## start Supplied material

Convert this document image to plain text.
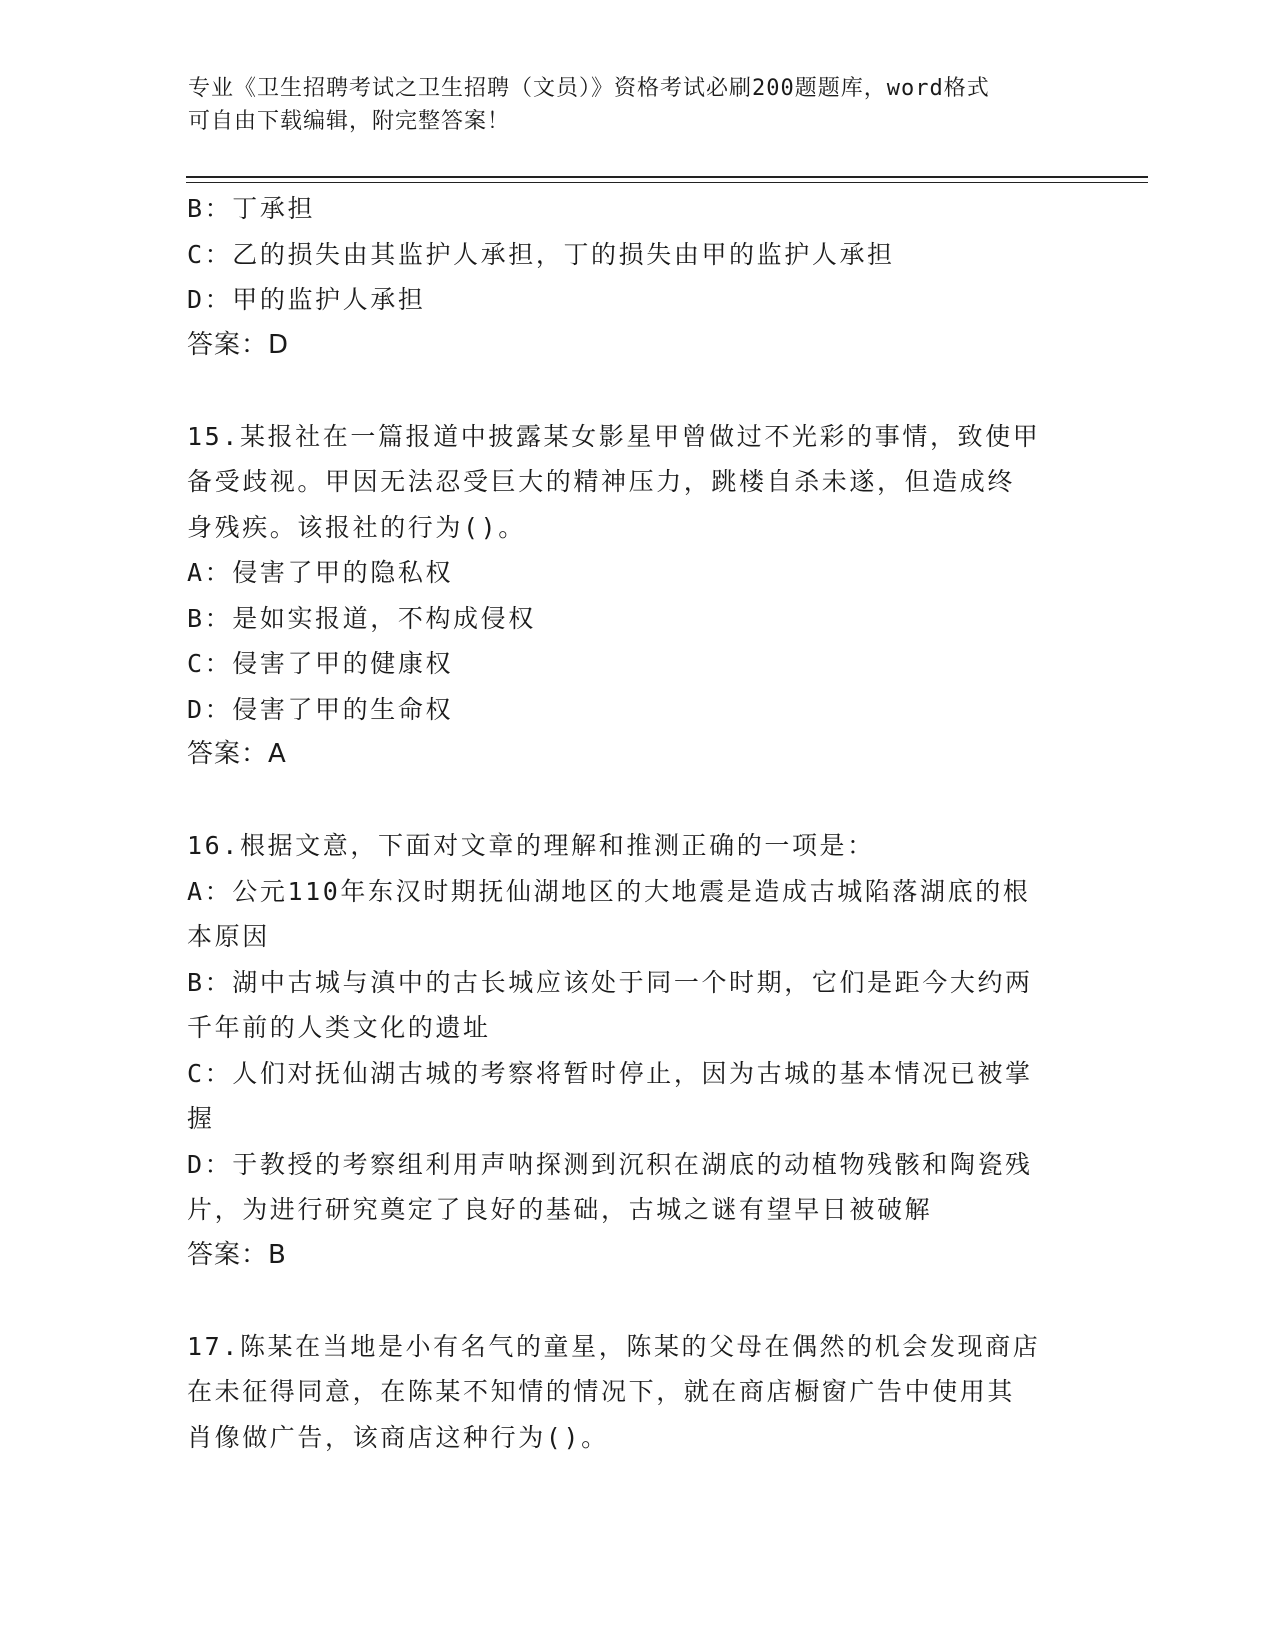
专业《卫生招聘考试之卫生招聘（文员）》资格考试必刷200题题库，word格式
可自由下载编辑，附完整答案！
B：丁承担
C：乙的损失由其监护人承担，丁的损失由甲的监护人承担
D：甲的监护人承担
答案：D
15.某报社在一篇报道中披露某女影星甲曾做过不光彩的事情，致使甲
备受歧视。甲因无法忍受巨大的精神压力，跳楼自杀未遂，但造成终
身残疾。该报社的行为()。
A：侵害了甲的隐私权
B：是如实报道，不构成侵权
C：侵害了甲的健康权
D：侵害了甲的生命权
答案：A
16.根据文意，下面对文章的理解和推测正确的一项是：
A：公元110年东汉时期抚仙湖地区的大地震是造成古城陷落湖底的根
本原因
B：湖中古城与滇中的古长城应该处于同一个时期，它们是距今大约两
千年前的人类文化的遗址
C：人们对抚仙湖古城的考察将暂时停止，因为古城的基本情况已被掌
握
D：于教授的考察组利用声呐探测到沉积在湖底的动植物残骸和陶瓷残
片，为进行研究奠定了良好的基础，古城之谜有望早日被破解
答案：B
17.陈某在当地是小有名气的童星，陈某的父母在偶然的机会发现商店
在未征得同意，在陈某不知情的情况下，就在商店橱窗广告中使用其
肖像做广告，该商店这种行为()。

## end Supplied material

Problem to work on: Strip out the images, then output the records above word for word.

Solution below:
Convert this document image to plain text.
专业《卫生招聘考试之卫生招聘（文员）》资格考试必刷200题题库，word格式
可自由下载编辑，附完整答案！
B：丁承担
C：乙的损失由其监护人承担，丁的损失由甲的监护人承担
D：甲的监护人承担
答案：D
15.某报社在一篇报道中披露某女影星甲曾做过不光彩的事情，致使甲
备受歧视。甲因无法忍受巨大的精神压力，跳楼自杀未遂，但造成终
身残疾。该报社的行为()。
A：侵害了甲的隐私权
B：是如实报道，不构成侵权
C：侵害了甲的健康权
D：侵害了甲的生命权
答案：A
16.根据文意，下面对文章的理解和推测正确的一项是：
A：公元110年东汉时期抚仙湖地区的大地震是造成古城陷落湖底的根
本原因
B：湖中古城与滇中的古长城应该处于同一个时期，它们是距今大约两
千年前的人类文化的遗址
C：人们对抚仙湖古城的考察将暂时停止，因为古城的基本情况已被掌
握
D：于教授的考察组利用声呐探测到沉积在湖底的动植物残骸和陶瓷残
片，为进行研究奠定了良好的基础，古城之谜有望早日被破解
答案：B
17.陈某在当地是小有名气的童星，陈某的父母在偶然的机会发现商店
在未征得同意，在陈某不知情的情况下，就在商店橱窗广告中使用其
肖像做广告，该商店这种行为()。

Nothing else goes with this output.